▶ _SHORT PROBLEM_
Gather all lines from the material that contain the word "Load".

▶ _DATASET_
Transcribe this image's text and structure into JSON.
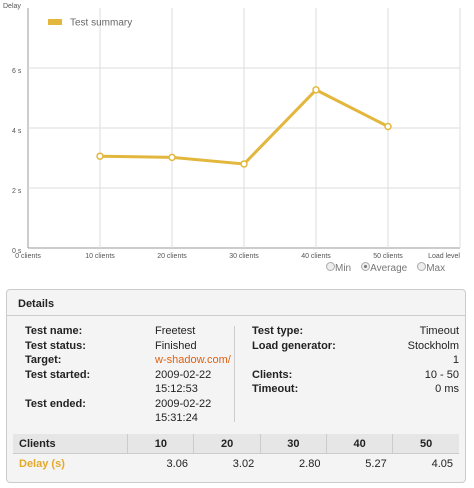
{
  "chart_data": {
    "type": "line",
    "y_label": "Delay",
    "xlim": [
      0,
      60
    ],
    "xticks": [
      {
        "value": 0,
        "label": "0 clients"
      },
      {
        "value": 10,
        "label": "10 clients"
      },
      {
        "value": 20,
        "label": "20 clients"
      },
      {
        "value": 30,
        "label": "30 clients"
      },
      {
        "value": 40,
        "label": "40 clients"
      },
      {
        "value": 50,
        "label": "50 clients"
      },
      {
        "value": 60,
        "label": "Load level"
      }
    ],
    "ylim": [
      0,
      8
    ],
    "yticks": [
      {
        "value": 0,
        "label": "0 s"
      },
      {
        "value": 2,
        "label": "2 s"
      },
      {
        "value": 4,
        "label": "4 s"
      },
      {
        "value": 6,
        "label": "6 s"
      }
    ],
    "grid": true,
    "legend": "top-left",
    "series": [
      {
        "name": "Test summary",
        "color": "#e3b73e",
        "x": [
          10,
          20,
          30,
          40,
          50
        ],
        "values": [
          3.06,
          3.02,
          2.8,
          5.27,
          4.05
        ],
        "value_labels": [
          "3.06",
          "3.02",
          "2.80",
          "5.27",
          "4.05"
        ]
      }
    ]
  },
  "controls": {
    "options": [
      {
        "label": "Min",
        "selected": false
      },
      {
        "label": "Average",
        "selected": true
      },
      {
        "label": "Max",
        "selected": false
      }
    ]
  },
  "details": {
    "title": "Details",
    "left": [
      {
        "label": "Test name:",
        "value": [
          "Freetest"
        ]
      },
      {
        "label": "Test status:",
        "value": [
          "Finished"
        ]
      },
      {
        "label": "Target:",
        "value": [
          "w-shadow.com/"
        ]
      },
      {
        "label": "Test started:",
        "value": [
          "2009-02-22",
          "15:12:53"
        ]
      },
      {
        "label": "Test ended:",
        "value": [
          "2009-02-22",
          "15:31:24"
        ]
      }
    ],
    "right": [
      {
        "label": "Test type:",
        "value": [
          "Timeout"
        ]
      },
      {
        "label": "Load generator:",
        "value": [
          "Stockholm",
          "1"
        ]
      },
      {
        "label": "Clients:",
        "value": [
          "10 - 50"
        ]
      },
      {
        "label": "Timeout:",
        "value": [
          "0 ms"
        ]
      }
    ],
    "row_labels": [
      "Clients",
      "Delay (s)"
    ]
  }
}
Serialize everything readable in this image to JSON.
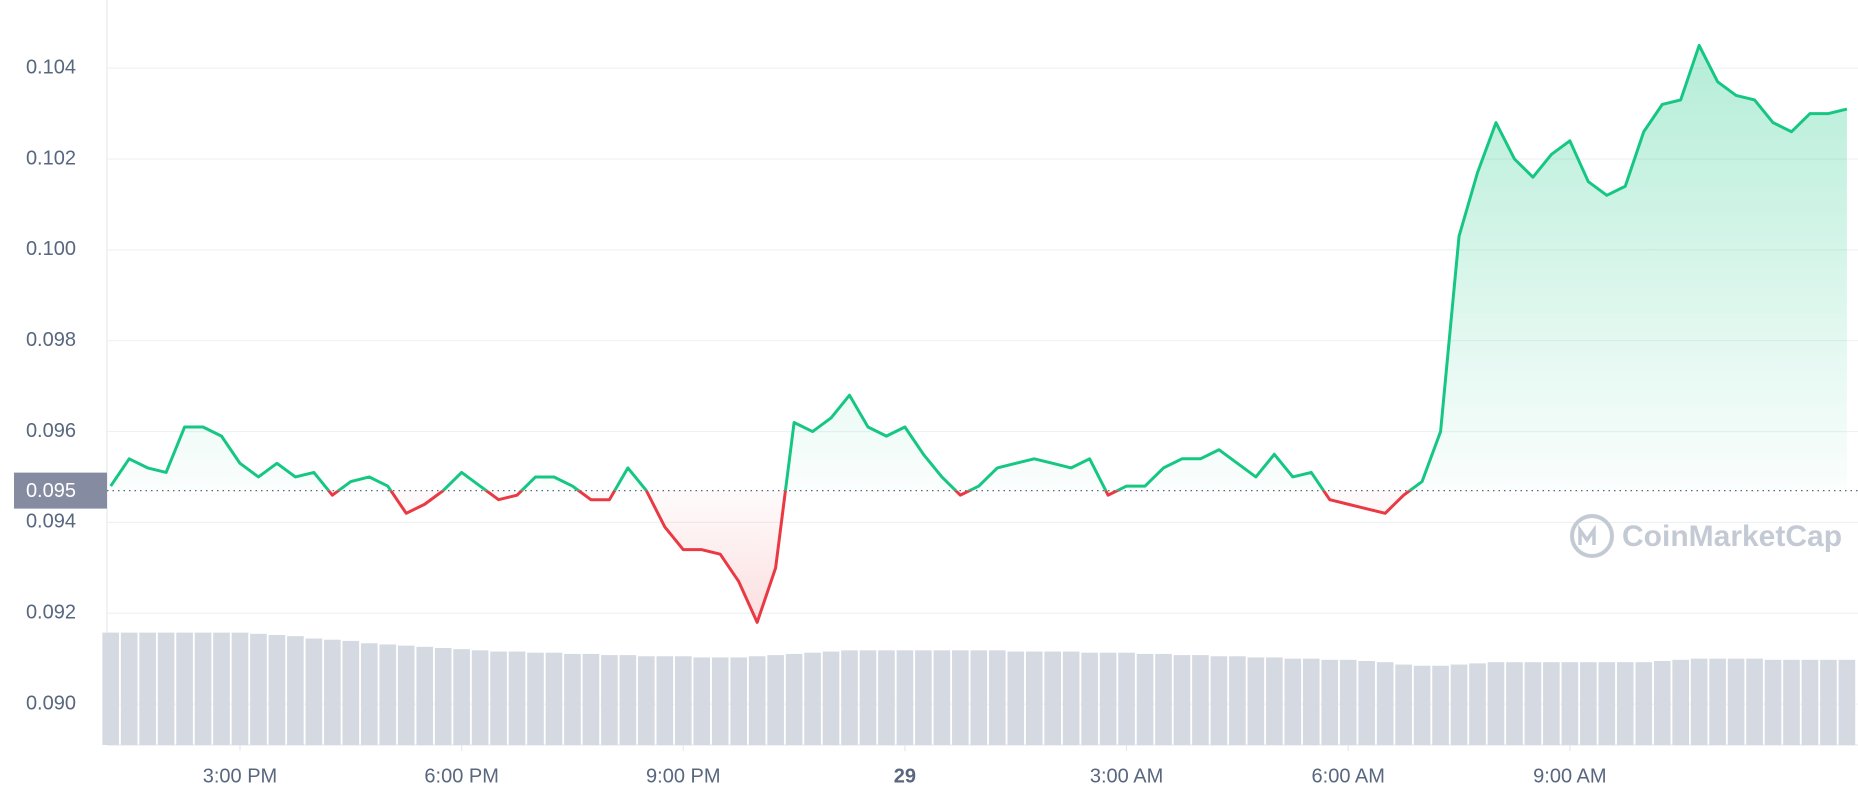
{
  "chart_data": {
    "type": "line",
    "watermark": "CoinMarketCap",
    "x": [
      13.25,
      13.5,
      13.75,
      14,
      14.25,
      14.5,
      14.75,
      15,
      15.25,
      15.5,
      15.75,
      16,
      16.25,
      16.5,
      16.75,
      17,
      17.25,
      17.5,
      17.75,
      18,
      18.25,
      18.5,
      18.75,
      19,
      19.25,
      19.5,
      19.75,
      20,
      20.25,
      20.5,
      20.75,
      21,
      21.25,
      21.5,
      21.75,
      22,
      22.25,
      22.5,
      22.75,
      23,
      23.25,
      23.5,
      23.75,
      24,
      24.25,
      24.5,
      24.75,
      25,
      25.25,
      25.5,
      25.75,
      26,
      26.25,
      26.5,
      26.75,
      27,
      27.25,
      27.5,
      27.75,
      28,
      28.25,
      28.5,
      28.75,
      29,
      29.25,
      29.5,
      29.75,
      30,
      30.25,
      30.5,
      30.75,
      31,
      31.25,
      31.5,
      31.75,
      32,
      32.25,
      32.5,
      32.75,
      33,
      33.25,
      33.5,
      33.75,
      34,
      34.25,
      34.5,
      34.75,
      35,
      35.25,
      35.5,
      35.75,
      36,
      36.25,
      36.5,
      36.75
    ],
    "series": [
      {
        "name": "Price",
        "color": "#16c784",
        "down_color": "#ea3943",
        "values": [
          0.0948,
          0.0954,
          0.0952,
          0.0951,
          0.0961,
          0.0961,
          0.0959,
          0.0953,
          0.095,
          0.0953,
          0.095,
          0.0951,
          0.0946,
          0.0949,
          0.095,
          0.0948,
          0.0942,
          0.0944,
          0.0947,
          0.0951,
          0.0948,
          0.0945,
          0.0946,
          0.095,
          0.095,
          0.0948,
          0.0945,
          0.0945,
          0.0952,
          0.0947,
          0.0939,
          0.0934,
          0.0934,
          0.0933,
          0.0927,
          0.0918,
          0.093,
          0.0962,
          0.096,
          0.0963,
          0.0968,
          0.0961,
          0.0959,
          0.0961,
          0.0955,
          0.095,
          0.0946,
          0.0948,
          0.0952,
          0.0953,
          0.0954,
          0.0953,
          0.0952,
          0.0954,
          0.0946,
          0.0948,
          0.0948,
          0.0952,
          0.0954,
          0.0954,
          0.0956,
          0.0953,
          0.095,
          0.0955,
          0.095,
          0.0951,
          0.0945,
          0.0944,
          0.0943,
          0.0942,
          0.0946,
          0.0949,
          0.096,
          0.1003,
          0.1017,
          0.1028,
          0.102,
          0.1016,
          0.1021,
          0.1024,
          0.1015,
          0.1012,
          0.1014,
          0.1026,
          0.1032,
          0.1033,
          0.1045,
          0.1037,
          0.1034,
          0.1033,
          0.1028,
          0.1026,
          0.103,
          0.103,
          0.1031
        ]
      },
      {
        "name": "Volume",
        "color": "#d5d9e2",
        "values": [
          95,
          95,
          95,
          95,
          95,
          95,
          95,
          95,
          94,
          93,
          92,
          90,
          89,
          88,
          86,
          85,
          84,
          83,
          82,
          81,
          80,
          79,
          79,
          78,
          78,
          77,
          77,
          76,
          76,
          75,
          75,
          75,
          74,
          74,
          74,
          75,
          76,
          77,
          78,
          79,
          80,
          80,
          80,
          80,
          80,
          80,
          80,
          80,
          80,
          79,
          79,
          79,
          79,
          78,
          78,
          78,
          77,
          77,
          76,
          76,
          75,
          75,
          74,
          74,
          73,
          73,
          72,
          72,
          71,
          70,
          68,
          67,
          67,
          68,
          69,
          70,
          70,
          70,
          70,
          70,
          70,
          70,
          70,
          70,
          71,
          72,
          73,
          73,
          73,
          73,
          72,
          72,
          72,
          72,
          72
        ]
      }
    ],
    "baseline": {
      "value": 0.0947,
      "label": "0.095"
    },
    "xlim": [
      13.2,
      36.9
    ],
    "xticks": [
      {
        "value": 15,
        "label": "3:00 PM"
      },
      {
        "value": 18,
        "label": "6:00 PM"
      },
      {
        "value": 21,
        "label": "9:00 PM"
      },
      {
        "value": 24,
        "label": "29"
      },
      {
        "value": 27,
        "label": "3:00 AM"
      },
      {
        "value": 30,
        "label": "6:00 AM"
      },
      {
        "value": 33,
        "label": "9:00 AM"
      }
    ],
    "ylim": [
      0.0891,
      0.1055
    ],
    "yticks": [
      {
        "value": 0.09,
        "label": "0.090"
      },
      0.092,
      0.094,
      0.096,
      0.098,
      {
        "value": 0.1,
        "label": "0.100"
      },
      0.102,
      0.104
    ],
    "grid": true
  }
}
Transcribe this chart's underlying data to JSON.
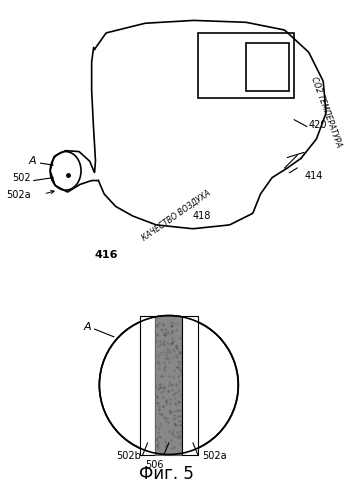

▶ _RESPONSE_
        "label": "Load level"
        "label": "Load generator:",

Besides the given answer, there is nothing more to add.